Task to carry out >> What you give back must match the data below character for character.
**** Data supplied
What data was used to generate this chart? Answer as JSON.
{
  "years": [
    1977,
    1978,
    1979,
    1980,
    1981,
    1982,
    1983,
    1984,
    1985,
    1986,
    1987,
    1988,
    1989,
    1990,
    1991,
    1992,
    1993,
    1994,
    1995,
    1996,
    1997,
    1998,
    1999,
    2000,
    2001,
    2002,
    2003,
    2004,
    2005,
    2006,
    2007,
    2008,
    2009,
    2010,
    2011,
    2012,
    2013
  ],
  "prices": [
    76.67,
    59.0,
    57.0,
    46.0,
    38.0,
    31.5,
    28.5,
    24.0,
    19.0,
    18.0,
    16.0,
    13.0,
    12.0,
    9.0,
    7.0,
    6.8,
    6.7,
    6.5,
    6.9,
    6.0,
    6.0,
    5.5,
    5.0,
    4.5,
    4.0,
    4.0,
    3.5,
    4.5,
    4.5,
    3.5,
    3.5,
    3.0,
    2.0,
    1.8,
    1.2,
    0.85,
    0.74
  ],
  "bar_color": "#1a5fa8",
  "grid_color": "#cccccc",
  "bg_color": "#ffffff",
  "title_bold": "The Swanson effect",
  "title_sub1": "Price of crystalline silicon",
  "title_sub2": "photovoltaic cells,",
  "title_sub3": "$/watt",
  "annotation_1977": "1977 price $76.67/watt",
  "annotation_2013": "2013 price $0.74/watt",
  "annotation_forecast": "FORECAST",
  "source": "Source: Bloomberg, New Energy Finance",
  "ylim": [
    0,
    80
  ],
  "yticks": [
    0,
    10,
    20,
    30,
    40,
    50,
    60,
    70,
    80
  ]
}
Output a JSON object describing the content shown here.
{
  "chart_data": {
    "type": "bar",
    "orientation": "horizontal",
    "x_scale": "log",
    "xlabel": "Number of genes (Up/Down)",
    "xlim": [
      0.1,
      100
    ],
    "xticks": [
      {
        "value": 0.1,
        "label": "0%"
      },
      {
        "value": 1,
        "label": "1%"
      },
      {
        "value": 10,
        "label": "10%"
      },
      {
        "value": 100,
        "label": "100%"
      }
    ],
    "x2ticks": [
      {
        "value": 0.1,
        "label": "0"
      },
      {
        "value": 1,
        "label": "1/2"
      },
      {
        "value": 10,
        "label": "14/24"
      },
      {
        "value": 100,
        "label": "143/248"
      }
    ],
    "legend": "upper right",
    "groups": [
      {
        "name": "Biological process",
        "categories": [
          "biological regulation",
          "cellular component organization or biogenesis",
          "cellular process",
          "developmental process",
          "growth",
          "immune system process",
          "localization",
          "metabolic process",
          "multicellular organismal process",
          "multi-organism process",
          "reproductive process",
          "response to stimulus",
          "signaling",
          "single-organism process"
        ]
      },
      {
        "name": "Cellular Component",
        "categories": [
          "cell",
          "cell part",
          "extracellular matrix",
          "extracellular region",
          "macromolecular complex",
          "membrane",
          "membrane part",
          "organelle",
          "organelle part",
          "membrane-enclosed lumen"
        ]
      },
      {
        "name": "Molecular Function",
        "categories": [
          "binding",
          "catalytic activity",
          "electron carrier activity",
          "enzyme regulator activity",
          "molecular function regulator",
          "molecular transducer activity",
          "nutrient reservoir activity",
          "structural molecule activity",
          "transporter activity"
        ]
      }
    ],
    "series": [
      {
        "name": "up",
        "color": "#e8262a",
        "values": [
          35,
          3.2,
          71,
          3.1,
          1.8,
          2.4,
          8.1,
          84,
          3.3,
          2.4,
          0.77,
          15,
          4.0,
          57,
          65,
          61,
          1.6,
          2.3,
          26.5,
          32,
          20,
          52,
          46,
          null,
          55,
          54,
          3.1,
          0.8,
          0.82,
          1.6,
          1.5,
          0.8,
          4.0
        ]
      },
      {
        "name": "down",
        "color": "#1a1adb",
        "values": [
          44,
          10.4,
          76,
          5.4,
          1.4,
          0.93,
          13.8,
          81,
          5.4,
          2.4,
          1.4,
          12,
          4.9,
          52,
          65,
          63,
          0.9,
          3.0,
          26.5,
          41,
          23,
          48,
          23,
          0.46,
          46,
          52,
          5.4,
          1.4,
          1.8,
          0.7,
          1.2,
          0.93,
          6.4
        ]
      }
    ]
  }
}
********
Answer to this task >>
What data was used to generate this chart? Answer as JSON.
{
  "years": [
    1977,
    1978,
    1979,
    1980,
    1981,
    1982,
    1983,
    1984,
    1985,
    1986,
    1987,
    1988,
    1989,
    1990,
    1991,
    1992,
    1993,
    1994,
    1995,
    1996,
    1997,
    1998,
    1999,
    2000,
    2001,
    2002,
    2003,
    2004,
    2005,
    2006,
    2007,
    2008,
    2009,
    2010,
    2011,
    2012,
    2013
  ],
  "prices": [
    76.67,
    59.0,
    57.0,
    46.0,
    38.0,
    31.5,
    28.5,
    24.0,
    19.0,
    18.0,
    16.0,
    13.0,
    12.0,
    9.0,
    7.0,
    6.8,
    6.7,
    6.5,
    6.9,
    6.0,
    6.0,
    5.5,
    5.0,
    4.5,
    4.0,
    4.0,
    3.5,
    4.5,
    4.5,
    3.5,
    3.5,
    3.0,
    2.0,
    1.8,
    1.2,
    0.85,
    0.74
  ],
  "bar_color": "#1a5fa8",
  "grid_color": "#cccccc",
  "bg_color": "#ffffff",
  "title_bold": "The Swanson effect",
  "title_sub1": "Price of crystalline silicon",
  "title_sub2": "photovoltaic cells,",
  "title_sub3": "$/watt",
  "annotation_1977": "1977 price $76.67/watt",
  "annotation_2013": "2013 price $0.74/watt",
  "annotation_forecast": "FORECAST",
  "source": "Source: Bloomberg, New Energy Finance",
  "ylim": [
    0,
    80
  ],
  "yticks": [
    0,
    10,
    20,
    30,
    40,
    50,
    60,
    70,
    80
  ]
}
Output a JSON object describing the content shown here.
{
  "chart_data": {
    "type": "bar",
    "orientation": "horizontal",
    "x_scale": "log",
    "xlabel": "Number of genes (Up/Down)",
    "xlim": [
      0.1,
      100
    ],
    "xticks": [
      {
        "value": 0.1,
        "label": "0%"
      },
      {
        "value": 1,
        "label": "1%"
      },
      {
        "value": 10,
        "label": "10%"
      },
      {
        "value": 100,
        "label": "100%"
      }
    ],
    "x2ticks": [
      {
        "value": 0.1,
        "label": "0"
      },
      {
        "value": 1,
        "label": "1/2"
      },
      {
        "value": 10,
        "label": "14/24"
      },
      {
        "value": 100,
        "label": "143/248"
      }
    ],
    "legend": "upper right",
    "groups": [
      {
        "name": "Biological process",
        "categories": [
          "biological regulation",
          "cellular component organization or biogenesis",
          "cellular process",
          "developmental process",
          "growth",
          "immune system process",
          "localization",
          "metabolic process",
          "multicellular organismal process",
          "multi-organism process",
          "reproductive process",
          "response to stimulus",
          "signaling",
          "single-organism process"
        ]
      },
      {
        "name": "Cellular Component",
        "categories": [
          "cell",
          "cell part",
          "extracellular matrix",
          "extracellular region",
          "macromolecular complex",
          "membrane",
          "membrane part",
          "organelle",
          "organelle part",
          "membrane-enclosed lumen"
        ]
      },
      {
        "name": "Molecular Function",
        "categories": [
          "binding",
          "catalytic activity",
          "electron carrier activity",
          "enzyme regulator activity",
          "molecular function regulator",
          "molecular transducer activity",
          "nutrient reservoir activity",
          "structural molecule activity",
          "transporter activity"
        ]
      }
    ],
    "series": [
      {
        "name": "up",
        "color": "#e8262a",
        "values": [
          35,
          3.2,
          71,
          3.1,
          1.8,
          2.4,
          8.1,
          84,
          3.3,
          2.4,
          0.77,
          15,
          4.0,
          57,
          65,
          61,
          1.6,
          2.3,
          26.5,
          32,
          20,
          52,
          46,
          null,
          55,
          54,
          3.1,
          0.8,
          0.82,
          1.6,
          1.5,
          0.8,
          4.0
        ]
      },
      {
        "name": "down",
        "color": "#1a1adb",
        "values": [
          44,
          10.4,
          76,
          5.4,
          1.4,
          0.93,
          13.8,
          81,
          5.4,
          2.4,
          1.4,
          12,
          4.9,
          52,
          65,
          63,
          0.9,
          3.0,
          26.5,
          41,
          23,
          48,
          23,
          0.46,
          46,
          52,
          5.4,
          1.4,
          1.8,
          0.7,
          1.2,
          0.93,
          6.4
        ]
      }
    ]
  }
}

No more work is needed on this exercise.